──────── EXCERPT PROVIDED ────────

The question is an important one for urbanists. "From 2000 to 2010 as with many prior years, suburban growth substantially exceeded that of primary cities," he writes. This could be the decade where growth patterns reverse. So far, it has, but it may be slipping.

While he answers the question by writing, "The new statistics, which update city populations through July 2013, give some credence to both theories," he appears to favor the urban theory.

In the city versus suburb realm, the new numbers once again affirm a reversal that counters decades of suburban-dominated regional growth among metro areas with more than 1 million people. Now, for three years running, primary cities are growing faster than their suburbs (See Figure 2). 

He begins with much data that would lead one to believe that it will be the decade of urban growth.

For each of the last three years, cities with populations exceeding 250,000 grew at rates exceeding 1 percent—far higher than their average annual rate of 0.49 percent over the 2000-2010 decade (Figure 1.) 

Then he adds that "despite the overall gains, growth rates slowed in the most recent year for 45 of the 77 cities over 250,000 in population, but for the most part, the growth rate declines were less than 0.5 percent."

"(T)he new numbers for 2012-13, suggest a closing of the city-suburb growth gap with the small downtick in city growth and an even tinier suburban growth uptick" [which was the basis of the piece by The Wall Street Journal's Neil Shah.]

And it wasn't just the suburbs that grew.

──────── DATA LINES ────────

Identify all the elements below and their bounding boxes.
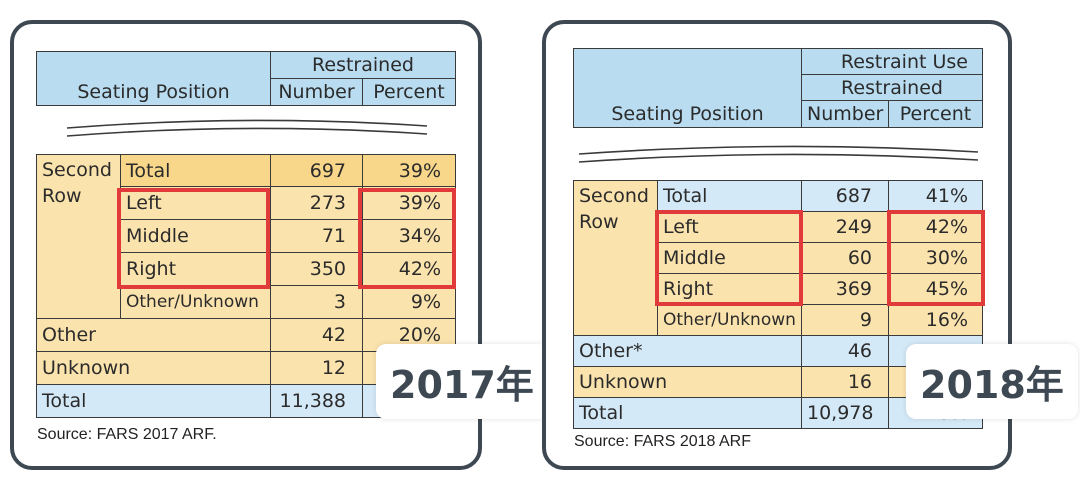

────────

PROBLEM SET:
1 > In the excerpt on city and suburban growth, how many of the 77 cities over 250,000 in population saw their growth rates slow in the most recent year?
2 > According to the excerpt on city and suburban growth, why do the 2012-13 numbers suggest that the city-suburb growth gap is closing?
3 > Continue the excerpt on city and suburban growth, starting after its final sentence.

OUTPUTS:
1 > 45 of the 77 cities.

2 > They show a small downtick in city growth together with an even tinier uptick in suburban growth.

3 >
This modest suburban growth rise is reinforced by a separate updated analysis of exurban counties that showed their population growth rise from a low 0.4 percent in 2011-2012 to 0.6 percent in 2012-2013. This is still well below the exurban growth rates of around 2 percent during the high suburbanization years in the middle of last decade.

The exurban growth is a marked turnaround from what Frey writes in his April 6, 2012 opinion, "The Demographic Lull Continues, Especially in Exurbia," defined as "destinations for new homebuyers at the outer edge of the metropolitan frontier."

One region that hasn't turned around is "small town America." In his March 31, 2014 opinion, Frey writes that "the population living entirely outside metropolitan areas—nearly two-thirds of the nation’s 3100 counties—shows an actual population loss for the third year in a row."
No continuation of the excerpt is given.